Поставленная цель 1 >> Замените в интервью о Свиридове слово «хормейстером» на «концертмейстером» и приведите отрывок от «Журнал: № 12» до «этапе его жизни?» с этой заменой.

Фрагмент документа >>
>>>>>

Воспоминание о начальнике хора
Интервью с заслуженным артистом России, художественным руководителем и дирижером Камерного хора Смольного собора Владимиром Беглецовым мы хотели подготовить в «мемуарном» жанре. Но разговор о музыке, исполнительском и композиторском мастерстве вышел более широким
Раздел: Интервью
В.А.Чернушенко (слева во втором ряду), Г.А.Свиридов (справа) и В.А.Беглецов (сзади) во время репетиции в Большом зале Санкт-Петербургской филармонии. Середина 1990-х гг.
Журнал: № 12 (декабрь) 2015Автор: протоиерей Александр СорокинФотограф: Станислав Марченко Опубликовано: 17 декабря 2015
Кровавые репетиции и бесценные знания
— Владимир Евгеньевич, вы ведь были лично знакомы со Свиридовым?— Да, мне посчастливилось общаться с Георгием Васильевичем. Причем общаться «в деле» — когда я работал хормейстером и дирижером в Капелле. Капелла тогда давала серию концертов с его сочинениями прошлых лет, а потом Георгий Васильевич доверил Капелле под руководством Владислава Александровича Чернушенко исполнение последней своей работы «Песнопения и молитвы» — большого цикла, состоящего из многих номеров. Музыка, можно сказать, рождалась не только дома на бумаге, но и в ходе репетиций — что-то менялось, что-то переделывалось.
— То есть вы с ним общались на последнем этапе его жизни?

<<<<<

Поставленная цель 2 >> Оформите строки листинга от строки с «814, 244, 853]» до конца листинга включительно в виде JSON-списка строк, по одной строке на каждую строку листинга, без пустых строк.

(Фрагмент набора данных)
>>>>>

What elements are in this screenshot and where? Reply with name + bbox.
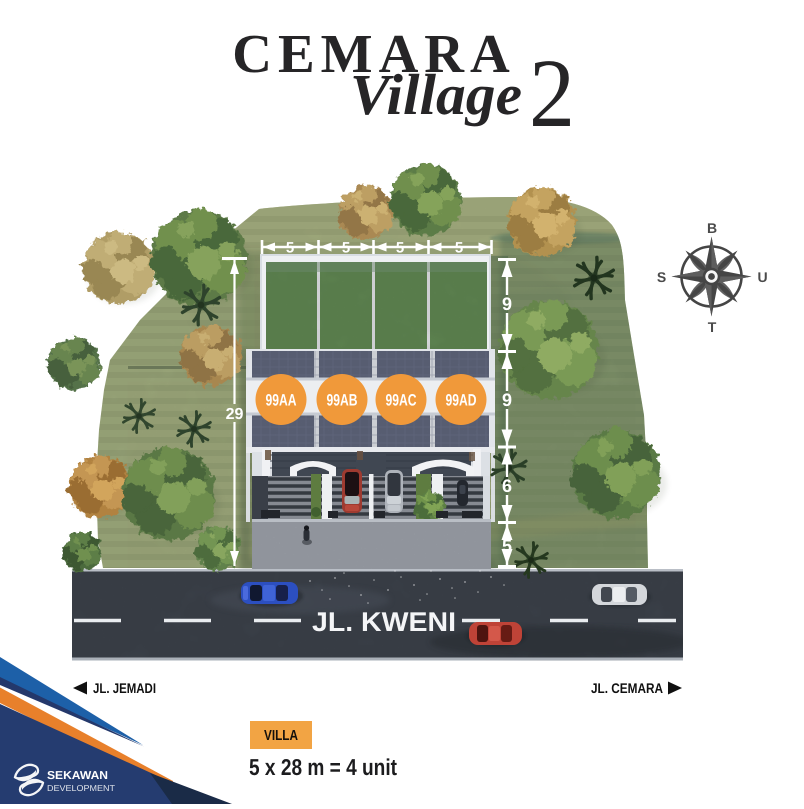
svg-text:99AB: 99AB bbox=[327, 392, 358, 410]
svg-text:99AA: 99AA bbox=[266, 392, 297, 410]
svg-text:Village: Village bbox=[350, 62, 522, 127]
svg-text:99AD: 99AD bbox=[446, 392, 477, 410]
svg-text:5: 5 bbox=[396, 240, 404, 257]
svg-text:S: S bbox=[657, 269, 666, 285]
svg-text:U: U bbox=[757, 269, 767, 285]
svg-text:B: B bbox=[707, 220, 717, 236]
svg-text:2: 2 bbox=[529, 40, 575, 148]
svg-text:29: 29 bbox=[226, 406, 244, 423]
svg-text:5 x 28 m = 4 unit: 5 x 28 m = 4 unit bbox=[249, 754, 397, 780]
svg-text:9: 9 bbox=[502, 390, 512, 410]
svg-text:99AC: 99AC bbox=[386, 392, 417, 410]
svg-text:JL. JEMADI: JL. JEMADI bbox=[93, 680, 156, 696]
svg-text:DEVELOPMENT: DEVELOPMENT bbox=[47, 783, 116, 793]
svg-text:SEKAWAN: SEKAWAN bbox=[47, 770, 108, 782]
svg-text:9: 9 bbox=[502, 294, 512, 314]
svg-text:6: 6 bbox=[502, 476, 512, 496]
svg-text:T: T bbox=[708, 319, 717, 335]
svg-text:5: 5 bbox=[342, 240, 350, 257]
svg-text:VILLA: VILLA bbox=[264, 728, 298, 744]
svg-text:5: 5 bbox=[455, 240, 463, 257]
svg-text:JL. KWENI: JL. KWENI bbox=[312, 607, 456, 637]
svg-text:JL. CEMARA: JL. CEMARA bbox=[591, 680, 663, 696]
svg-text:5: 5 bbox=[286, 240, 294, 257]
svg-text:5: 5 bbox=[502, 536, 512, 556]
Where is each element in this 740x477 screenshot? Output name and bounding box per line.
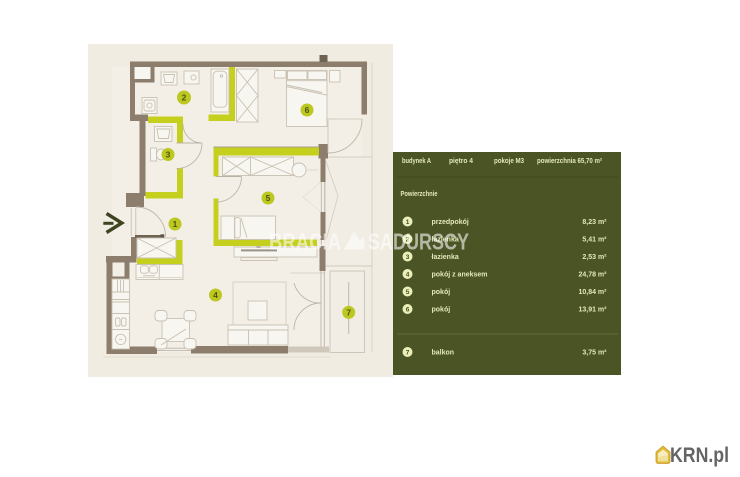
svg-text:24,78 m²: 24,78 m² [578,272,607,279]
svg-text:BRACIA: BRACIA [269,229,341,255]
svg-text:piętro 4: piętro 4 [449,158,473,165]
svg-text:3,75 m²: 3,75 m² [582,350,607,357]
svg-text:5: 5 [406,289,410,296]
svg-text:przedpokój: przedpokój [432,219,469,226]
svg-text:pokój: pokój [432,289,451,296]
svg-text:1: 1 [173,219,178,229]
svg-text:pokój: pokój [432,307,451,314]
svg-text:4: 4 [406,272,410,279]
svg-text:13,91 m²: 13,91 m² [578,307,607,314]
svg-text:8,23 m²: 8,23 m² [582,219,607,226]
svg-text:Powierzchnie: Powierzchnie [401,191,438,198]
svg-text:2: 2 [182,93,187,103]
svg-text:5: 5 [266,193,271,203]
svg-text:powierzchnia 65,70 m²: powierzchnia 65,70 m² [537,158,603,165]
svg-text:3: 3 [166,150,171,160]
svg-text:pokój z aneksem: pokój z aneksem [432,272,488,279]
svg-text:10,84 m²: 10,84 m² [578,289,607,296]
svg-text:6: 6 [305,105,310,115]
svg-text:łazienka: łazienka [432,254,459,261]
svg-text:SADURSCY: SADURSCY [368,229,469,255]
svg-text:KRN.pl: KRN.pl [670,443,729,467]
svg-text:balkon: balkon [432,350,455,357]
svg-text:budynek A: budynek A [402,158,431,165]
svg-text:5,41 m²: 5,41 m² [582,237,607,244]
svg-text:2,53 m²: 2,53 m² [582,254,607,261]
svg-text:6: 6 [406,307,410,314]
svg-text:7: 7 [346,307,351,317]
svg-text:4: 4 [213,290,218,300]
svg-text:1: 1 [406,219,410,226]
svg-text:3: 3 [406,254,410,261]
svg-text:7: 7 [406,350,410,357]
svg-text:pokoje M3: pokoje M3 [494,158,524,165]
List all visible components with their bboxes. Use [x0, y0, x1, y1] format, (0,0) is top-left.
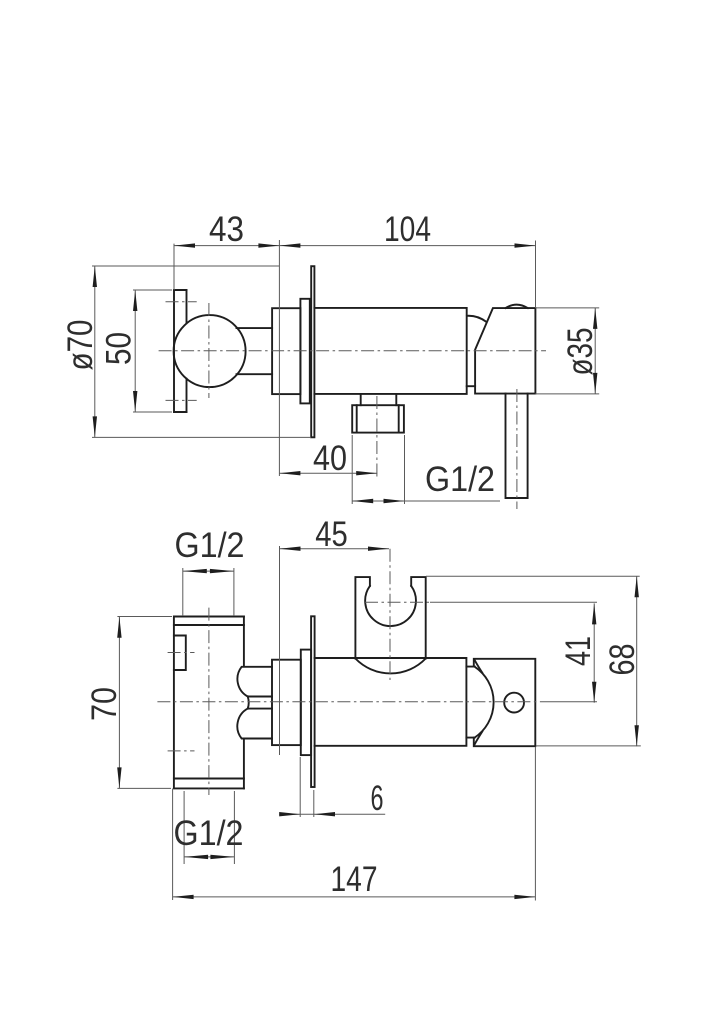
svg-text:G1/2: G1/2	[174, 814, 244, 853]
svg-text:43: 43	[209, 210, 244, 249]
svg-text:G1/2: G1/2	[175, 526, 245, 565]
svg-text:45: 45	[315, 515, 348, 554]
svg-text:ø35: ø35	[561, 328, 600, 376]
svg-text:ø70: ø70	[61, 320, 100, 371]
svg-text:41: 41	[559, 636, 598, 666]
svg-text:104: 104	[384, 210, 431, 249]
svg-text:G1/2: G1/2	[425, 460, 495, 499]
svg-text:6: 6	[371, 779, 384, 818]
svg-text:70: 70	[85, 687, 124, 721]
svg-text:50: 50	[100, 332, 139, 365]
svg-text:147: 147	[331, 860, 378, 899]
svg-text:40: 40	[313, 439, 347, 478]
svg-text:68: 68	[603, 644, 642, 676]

<<<<<

Полный ответ 1 >>
Журнал: № 12 (декабрь) 2015Автор: протоиерей Александр СорокинФотограф: Станислав Марченко Опубликовано: 17 декабря 2015
Кровавые репетиции и бесценные знания
— Владимир Евгеньевич, вы ведь были лично знакомы со Свиридовым?— Да, мне посчастливилось общаться с Георгием Васильевичем. Причем общаться «в деле» — когда я работал концертмейстером и дирижером в Капелле. Капелла тогда давала серию концертов с его сочинениями прошлых лет, а потом Георгий Васильевич доверил Капелле под руководством Владислава Александровича Чернушенко исполнение последней своей работы «Песнопения и молитвы» — большого цикла, состоящего из многих номеров. Музыка, можно сказать, рождалась не только дома на бумаге, но и в ходе репетиций — что-то менялось, что-то переделывалось.
— То есть вы с ним общались на последнем этапе его жизни?

Полный ответ 2 >>
[
  "svg-text:G1/2: G1/2\t[174, 814, 244, 853]",
  "svg-text:43: 43\t[209, 210, 244, 249]",
  "svg-text:G1/2: G1/2\t[175, 526, 245, 565]",
  "svg-text:45: 45\t[315, 515, 348, 554]",
  "svg-text:ø35: ø35\t[561, 328, 600, 376]",
  "svg-text:ø70: ø70\t[61, 320, 100, 371]",
  "svg-text:41: 41\t[559, 636, 598, 666]",
  "svg-text:104: 104\t[384, 210, 431, 249]",
  "svg-text:G1/2: G1/2\t[425, 460, 495, 499]",
  "svg-text:6: 6\t[371, 779, 384, 818]",
  "svg-text:70: 70\t[85, 687, 124, 721]",
  "svg-text:50: 50\t[100, 332, 139, 365]",
  "svg-text:147: 147\t[331, 860, 378, 899]",
  "svg-text:40: 40\t[313, 439, 347, 478]",
  "svg-text:68: 68\t[603, 644, 642, 676]"
]